§ Set problem:
Reproduce the material below line for line, with every character unchanged.

§ Data records:

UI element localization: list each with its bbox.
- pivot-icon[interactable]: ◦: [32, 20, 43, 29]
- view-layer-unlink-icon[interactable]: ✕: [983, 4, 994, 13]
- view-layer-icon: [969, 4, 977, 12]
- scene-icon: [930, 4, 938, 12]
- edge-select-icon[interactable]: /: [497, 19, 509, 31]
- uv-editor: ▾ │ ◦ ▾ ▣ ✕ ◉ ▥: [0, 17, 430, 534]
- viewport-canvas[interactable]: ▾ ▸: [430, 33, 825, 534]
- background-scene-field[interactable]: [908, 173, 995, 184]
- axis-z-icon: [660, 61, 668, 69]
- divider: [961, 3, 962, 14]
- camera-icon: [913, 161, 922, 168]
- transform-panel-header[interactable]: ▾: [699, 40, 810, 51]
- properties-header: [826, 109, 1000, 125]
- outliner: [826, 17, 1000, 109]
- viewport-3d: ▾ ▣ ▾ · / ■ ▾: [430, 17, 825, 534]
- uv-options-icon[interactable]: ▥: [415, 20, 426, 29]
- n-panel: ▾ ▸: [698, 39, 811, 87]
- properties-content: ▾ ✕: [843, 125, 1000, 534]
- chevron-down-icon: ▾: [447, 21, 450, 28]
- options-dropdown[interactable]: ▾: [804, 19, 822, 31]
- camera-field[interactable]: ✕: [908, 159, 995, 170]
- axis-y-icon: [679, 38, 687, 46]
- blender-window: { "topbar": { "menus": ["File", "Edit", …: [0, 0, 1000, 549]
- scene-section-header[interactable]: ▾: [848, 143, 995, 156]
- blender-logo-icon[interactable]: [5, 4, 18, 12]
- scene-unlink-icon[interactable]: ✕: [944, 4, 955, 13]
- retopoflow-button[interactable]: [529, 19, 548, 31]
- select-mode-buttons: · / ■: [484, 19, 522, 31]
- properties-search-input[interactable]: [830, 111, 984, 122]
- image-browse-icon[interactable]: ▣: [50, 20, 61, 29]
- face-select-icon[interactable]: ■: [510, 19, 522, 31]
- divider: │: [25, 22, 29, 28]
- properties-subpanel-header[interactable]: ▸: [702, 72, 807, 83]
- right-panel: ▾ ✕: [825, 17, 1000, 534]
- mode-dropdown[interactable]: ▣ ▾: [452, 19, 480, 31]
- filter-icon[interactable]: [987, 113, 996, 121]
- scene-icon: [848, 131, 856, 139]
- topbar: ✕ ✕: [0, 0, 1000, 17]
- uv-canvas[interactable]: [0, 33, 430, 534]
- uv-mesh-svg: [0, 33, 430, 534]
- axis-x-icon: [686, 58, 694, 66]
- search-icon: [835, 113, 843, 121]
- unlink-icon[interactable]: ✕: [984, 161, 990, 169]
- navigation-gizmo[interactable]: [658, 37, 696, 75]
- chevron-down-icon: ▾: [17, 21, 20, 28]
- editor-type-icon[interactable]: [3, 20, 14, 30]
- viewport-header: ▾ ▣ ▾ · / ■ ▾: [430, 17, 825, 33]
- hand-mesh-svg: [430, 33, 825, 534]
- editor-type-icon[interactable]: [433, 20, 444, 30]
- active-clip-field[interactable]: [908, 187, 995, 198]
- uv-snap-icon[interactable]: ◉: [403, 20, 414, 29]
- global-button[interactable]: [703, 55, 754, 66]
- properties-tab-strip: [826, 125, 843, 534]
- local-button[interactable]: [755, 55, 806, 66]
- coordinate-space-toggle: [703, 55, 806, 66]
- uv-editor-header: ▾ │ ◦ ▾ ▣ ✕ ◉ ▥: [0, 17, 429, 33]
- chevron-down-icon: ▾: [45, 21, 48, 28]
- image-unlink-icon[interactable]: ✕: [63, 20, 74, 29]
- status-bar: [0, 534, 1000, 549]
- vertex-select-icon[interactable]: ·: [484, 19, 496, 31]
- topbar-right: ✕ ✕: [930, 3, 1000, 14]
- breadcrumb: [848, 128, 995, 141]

§ Task answer:
UI element localization: list each with its bbox.
- pivot-icon[interactable]: ◦: [32, 20, 43, 29]
- view-layer-unlink-icon[interactable]: ✕: [983, 4, 994, 13]
- view-layer-icon: [969, 4, 977, 12]
- scene-icon: [930, 4, 938, 12]
- edge-select-icon[interactable]: /: [497, 19, 509, 31]
- uv-editor: ▾ │ ◦ ▾ ▣ ✕ ◉ ▥: [0, 17, 430, 534]
- viewport-canvas[interactable]: ▾ ▸: [430, 33, 825, 534]
- background-scene-field[interactable]: [908, 173, 995, 184]
- axis-z-icon: [660, 61, 668, 69]
- divider: [961, 3, 962, 14]
- camera-icon: [913, 161, 922, 168]
- transform-panel-header[interactable]: ▾: [699, 40, 810, 51]
- properties-header: [826, 109, 1000, 125]
- outliner: [826, 17, 1000, 109]
- viewport-3d: ▾ ▣ ▾ · / ■ ▾: [430, 17, 825, 534]
- uv-options-icon[interactable]: ▥: [415, 20, 426, 29]
- n-panel: ▾ ▸: [698, 39, 811, 87]
- properties-content: ▾ ✕: [843, 125, 1000, 534]
- chevron-down-icon: ▾: [447, 21, 450, 28]
- options-dropdown[interactable]: ▾: [804, 19, 822, 31]
- camera-field[interactable]: ✕: [908, 159, 995, 170]
- axis-y-icon: [679, 38, 687, 46]
- blender-window: { "topbar": { "menus": ["File", "Edit", …: [0, 0, 1000, 549]
- scene-section-header[interactable]: ▾: [848, 143, 995, 156]
- blender-logo-icon[interactable]: [5, 4, 18, 12]
- scene-unlink-icon[interactable]: ✕: [944, 4, 955, 13]
- retopoflow-button[interactable]: [529, 19, 548, 31]
- select-mode-buttons: · / ■: [484, 19, 522, 31]
- properties-search-input[interactable]: [830, 111, 984, 122]
- image-browse-icon[interactable]: ▣: [50, 20, 61, 29]
- face-select-icon[interactable]: ■: [510, 19, 522, 31]
- divider: │: [25, 22, 29, 28]
- properties-subpanel-header[interactable]: ▸: [702, 72, 807, 83]
- right-panel: ▾ ✕: [825, 17, 1000, 534]
- mode-dropdown[interactable]: ▣ ▾: [452, 19, 480, 31]
- filter-icon[interactable]: [987, 113, 996, 121]
- scene-icon: [848, 131, 856, 139]
- topbar: ✕ ✕: [0, 0, 1000, 17]
- uv-canvas[interactable]: [0, 33, 430, 534]
- uv-mesh-svg: [0, 33, 430, 534]
- axis-x-icon: [686, 58, 694, 66]
- search-icon: [835, 113, 843, 121]
- unlink-icon[interactable]: ✕: [984, 161, 990, 169]
- navigation-gizmo[interactable]: [658, 37, 696, 75]
- chevron-down-icon: ▾: [17, 21, 20, 28]
- editor-type-icon[interactable]: [3, 20, 14, 30]
- viewport-header: ▾ ▣ ▾ · / ■ ▾: [430, 17, 825, 33]
- hand-mesh-svg: [430, 33, 825, 534]
- editor-type-icon[interactable]: [433, 20, 444, 30]
- active-clip-field[interactable]: [908, 187, 995, 198]
- uv-snap-icon[interactable]: ◉: [403, 20, 414, 29]
- global-button[interactable]: [703, 55, 754, 66]
- properties-tab-strip: [826, 125, 843, 534]
- local-button[interactable]: [755, 55, 806, 66]
- coordinate-space-toggle: [703, 55, 806, 66]
- uv-editor-header: ▾ │ ◦ ▾ ▣ ✕ ◉ ▥: [0, 17, 429, 33]
- chevron-down-icon: ▾: [45, 21, 48, 28]
- image-unlink-icon[interactable]: ✕: [63, 20, 74, 29]
- status-bar: [0, 534, 1000, 549]
- vertex-select-icon[interactable]: ·: [484, 19, 496, 31]
- topbar-right: ✕ ✕: [930, 3, 1000, 14]
- breadcrumb: [848, 128, 995, 141]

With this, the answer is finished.